[EXERCISE GOAL] Return every line below as is, leaving out the pictures.

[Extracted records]
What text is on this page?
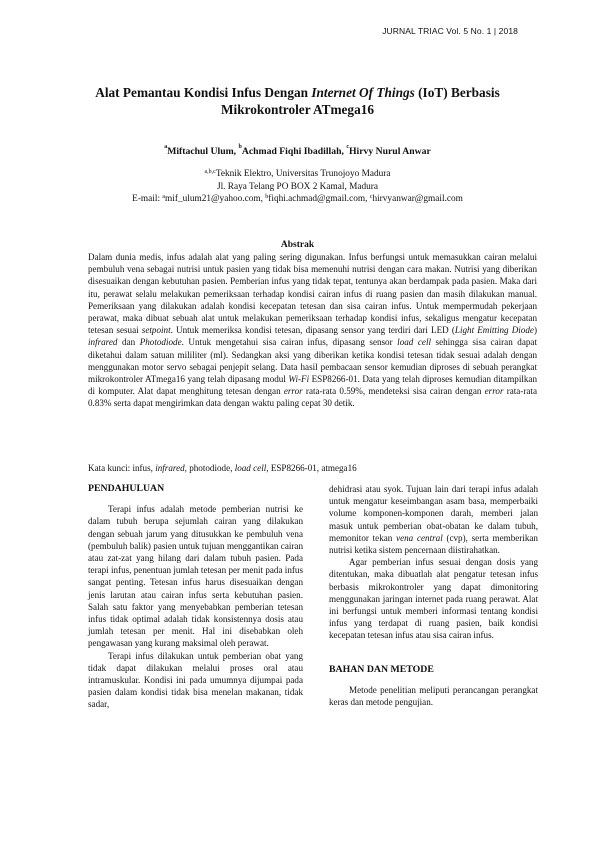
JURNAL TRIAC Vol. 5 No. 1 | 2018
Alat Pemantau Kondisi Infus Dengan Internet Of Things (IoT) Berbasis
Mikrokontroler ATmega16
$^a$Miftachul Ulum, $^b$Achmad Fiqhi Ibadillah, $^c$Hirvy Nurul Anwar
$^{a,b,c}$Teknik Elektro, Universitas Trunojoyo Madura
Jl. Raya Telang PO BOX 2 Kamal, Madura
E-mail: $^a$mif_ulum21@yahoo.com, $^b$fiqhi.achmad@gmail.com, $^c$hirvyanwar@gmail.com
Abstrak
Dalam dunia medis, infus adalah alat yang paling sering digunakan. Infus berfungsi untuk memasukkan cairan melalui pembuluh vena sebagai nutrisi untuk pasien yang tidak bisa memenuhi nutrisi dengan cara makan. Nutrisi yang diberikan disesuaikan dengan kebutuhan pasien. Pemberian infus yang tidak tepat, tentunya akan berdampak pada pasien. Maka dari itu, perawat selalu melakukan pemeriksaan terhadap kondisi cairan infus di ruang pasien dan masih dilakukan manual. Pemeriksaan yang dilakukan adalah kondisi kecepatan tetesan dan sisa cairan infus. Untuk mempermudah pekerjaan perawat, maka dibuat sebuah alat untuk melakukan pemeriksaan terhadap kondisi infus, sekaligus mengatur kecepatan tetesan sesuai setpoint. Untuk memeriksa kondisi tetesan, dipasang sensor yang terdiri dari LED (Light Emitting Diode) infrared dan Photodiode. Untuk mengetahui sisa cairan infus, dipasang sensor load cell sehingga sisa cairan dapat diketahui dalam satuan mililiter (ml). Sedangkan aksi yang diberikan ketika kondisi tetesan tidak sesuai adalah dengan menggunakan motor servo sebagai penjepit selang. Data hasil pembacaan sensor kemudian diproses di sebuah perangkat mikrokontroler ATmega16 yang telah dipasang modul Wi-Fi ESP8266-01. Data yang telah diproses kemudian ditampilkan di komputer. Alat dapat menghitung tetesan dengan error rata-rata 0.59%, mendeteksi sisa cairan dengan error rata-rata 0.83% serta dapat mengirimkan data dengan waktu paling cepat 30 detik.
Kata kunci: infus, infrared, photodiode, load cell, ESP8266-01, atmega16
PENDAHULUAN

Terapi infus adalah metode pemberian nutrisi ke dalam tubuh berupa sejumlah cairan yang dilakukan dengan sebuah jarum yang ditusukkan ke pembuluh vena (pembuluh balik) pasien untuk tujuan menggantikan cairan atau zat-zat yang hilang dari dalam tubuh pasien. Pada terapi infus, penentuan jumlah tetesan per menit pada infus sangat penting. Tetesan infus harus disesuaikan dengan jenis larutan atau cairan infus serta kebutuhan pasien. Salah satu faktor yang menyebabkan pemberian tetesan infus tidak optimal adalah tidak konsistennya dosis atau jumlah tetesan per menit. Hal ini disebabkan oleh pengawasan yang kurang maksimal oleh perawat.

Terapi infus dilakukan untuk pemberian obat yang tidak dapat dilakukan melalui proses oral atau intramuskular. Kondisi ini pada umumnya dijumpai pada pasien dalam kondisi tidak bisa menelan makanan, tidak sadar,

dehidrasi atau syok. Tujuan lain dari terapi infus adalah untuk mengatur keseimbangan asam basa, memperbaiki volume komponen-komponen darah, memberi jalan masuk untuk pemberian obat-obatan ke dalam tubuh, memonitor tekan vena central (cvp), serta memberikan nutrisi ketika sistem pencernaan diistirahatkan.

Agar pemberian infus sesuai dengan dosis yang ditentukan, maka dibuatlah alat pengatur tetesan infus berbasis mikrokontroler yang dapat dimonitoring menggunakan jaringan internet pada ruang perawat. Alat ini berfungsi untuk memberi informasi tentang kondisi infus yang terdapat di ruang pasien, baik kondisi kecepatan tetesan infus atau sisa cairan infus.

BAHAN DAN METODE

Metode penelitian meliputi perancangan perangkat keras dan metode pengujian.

[SOLUTION TO THIS TASK]
What text is on this page?
JURNAL TRIAC Vol. 5 No. 1 | 2018
Alat Pemantau Kondisi Infus Dengan Internet Of Things (IoT) Berbasis
Mikrokontroler ATmega16
$^a$Miftachul Ulum, $^b$Achmad Fiqhi Ibadillah, $^c$Hirvy Nurul Anwar
$^{a,b,c}$Teknik Elektro, Universitas Trunojoyo Madura
Jl. Raya Telang PO BOX 2 Kamal, Madura
E-mail: $^a$mif_ulum21@yahoo.com, $^b$fiqhi.achmad@gmail.com, $^c$hirvyanwar@gmail.com
Abstrak
Dalam dunia medis, infus adalah alat yang paling sering digunakan. Infus berfungsi untuk memasukkan cairan melalui pembuluh vena sebagai nutrisi untuk pasien yang tidak bisa memenuhi nutrisi dengan cara makan. Nutrisi yang diberikan disesuaikan dengan kebutuhan pasien. Pemberian infus yang tidak tepat, tentunya akan berdampak pada pasien. Maka dari itu, perawat selalu melakukan pemeriksaan terhadap kondisi cairan infus di ruang pasien dan masih dilakukan manual. Pemeriksaan yang dilakukan adalah kondisi kecepatan tetesan dan sisa cairan infus. Untuk mempermudah pekerjaan perawat, maka dibuat sebuah alat untuk melakukan pemeriksaan terhadap kondisi infus, sekaligus mengatur kecepatan tetesan sesuai setpoint. Untuk memeriksa kondisi tetesan, dipasang sensor yang terdiri dari LED (Light Emitting Diode) infrared dan Photodiode. Untuk mengetahui sisa cairan infus, dipasang sensor load cell sehingga sisa cairan dapat diketahui dalam satuan mililiter (ml). Sedangkan aksi yang diberikan ketika kondisi tetesan tidak sesuai adalah dengan menggunakan motor servo sebagai penjepit selang. Data hasil pembacaan sensor kemudian diproses di sebuah perangkat mikrokontroler ATmega16 yang telah dipasang modul Wi-Fi ESP8266-01. Data yang telah diproses kemudian ditampilkan di komputer. Alat dapat menghitung tetesan dengan error rata-rata 0.59%, mendeteksi sisa cairan dengan error rata-rata 0.83% serta dapat mengirimkan data dengan waktu paling cepat 30 detik.
Kata kunci: infus, infrared, photodiode, load cell, ESP8266-01, atmega16
PENDAHULUAN

Terapi infus adalah metode pemberian nutrisi ke dalam tubuh berupa sejumlah cairan yang dilakukan dengan sebuah jarum yang ditusukkan ke pembuluh vena (pembuluh balik) pasien untuk tujuan menggantikan cairan atau zat-zat yang hilang dari dalam tubuh pasien. Pada terapi infus, penentuan jumlah tetesan per menit pada infus sangat penting. Tetesan infus harus disesuaikan dengan jenis larutan atau cairan infus serta kebutuhan pasien. Salah satu faktor yang menyebabkan pemberian tetesan infus tidak optimal adalah tidak konsistennya dosis atau jumlah tetesan per menit. Hal ini disebabkan oleh pengawasan yang kurang maksimal oleh perawat.

Terapi infus dilakukan untuk pemberian obat yang tidak dapat dilakukan melalui proses oral atau intramuskular. Kondisi ini pada umumnya dijumpai pada pasien dalam kondisi tidak bisa menelan makanan, tidak sadar,

dehidrasi atau syok. Tujuan lain dari terapi infus adalah untuk mengatur keseimbangan asam basa, memperbaiki volume komponen-komponen darah, memberi jalan masuk untuk pemberian obat-obatan ke dalam tubuh, memonitor tekan vena central (cvp), serta memberikan nutrisi ketika sistem pencernaan diistirahatkan.

Agar pemberian infus sesuai dengan dosis yang ditentukan, maka dibuatlah alat pengatur tetesan infus berbasis mikrokontroler yang dapat dimonitoring menggunakan jaringan internet pada ruang perawat. Alat ini berfungsi untuk memberi informasi tentang kondisi infus yang terdapat di ruang pasien, baik kondisi kecepatan tetesan infus atau sisa cairan infus.

BAHAN DAN METODE

Metode penelitian meliputi perancangan perangkat keras dan metode pengujian.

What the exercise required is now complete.